Request: Reproduce every record exactly as it appears, but not the pictures.

Recorded information:
-- START --

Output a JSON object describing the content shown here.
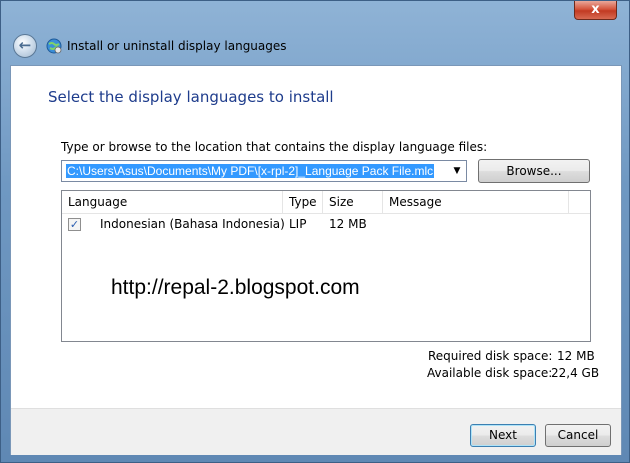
{
  "window": {
    "title": "Install or uninstall display languages",
    "close_label": "x"
  },
  "nav": {
    "back_glyph": "←"
  },
  "page": {
    "heading": "Select the display languages to install",
    "path_label": "Type or browse to the location that contains the display language files:",
    "path_value": "C:\\Users\\Asus\\Documents\\My PDF\\[x-rpl-2]_Language Pack File.mlc",
    "browse_label": "Browse..."
  },
  "table": {
    "columns": [
      "Language",
      "Type",
      "Size",
      "Message"
    ],
    "rows": [
      {
        "checked": true,
        "language": "Indonesian (Bahasa Indonesia)",
        "type": "LIP",
        "size": "12 MB",
        "message": ""
      }
    ]
  },
  "watermark": "http://repal-2.blogspot.com",
  "disk": {
    "required_label": "Required disk space:",
    "required_value": "12 MB",
    "available_label": "Available disk space:",
    "available_value": "22,4 GB"
  },
  "footer": {
    "next_label": "Next",
    "cancel_label": "Cancel"
  },
  "colors": {
    "heading": "#1e3c8c",
    "selection": "#3399ff"
  },
  "icons": {
    "back": "back-arrow-icon",
    "app": "globe-network-icon",
    "dropdown": "chevron-down-icon",
    "check": "checkmark-icon"
  }
}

-- END --

Expected answer:
Output a JSON object describing the content shown here.
{
  "window": {
    "title": "Install or uninstall display languages",
    "close_label": "x"
  },
  "nav": {
    "back_glyph": "←"
  },
  "page": {
    "heading": "Select the display languages to install",
    "path_label": "Type or browse to the location that contains the display language files:",
    "path_value": "C:\\Users\\Asus\\Documents\\My PDF\\[x-rpl-2]_Language Pack File.mlc",
    "browse_label": "Browse..."
  },
  "table": {
    "columns": [
      "Language",
      "Type",
      "Size",
      "Message"
    ],
    "rows": [
      {
        "checked": true,
        "language": "Indonesian (Bahasa Indonesia)",
        "type": "LIP",
        "size": "12 MB",
        "message": ""
      }
    ]
  },
  "watermark": "http://repal-2.blogspot.com",
  "disk": {
    "required_label": "Required disk space:",
    "required_value": "12 MB",
    "available_label": "Available disk space:",
    "available_value": "22,4 GB"
  },
  "footer": {
    "next_label": "Next",
    "cancel_label": "Cancel"
  },
  "colors": {
    "heading": "#1e3c8c",
    "selection": "#3399ff"
  },
  "icons": {
    "back": "back-arrow-icon",
    "app": "globe-network-icon",
    "dropdown": "chevron-down-icon",
    "check": "checkmark-icon"
  }
}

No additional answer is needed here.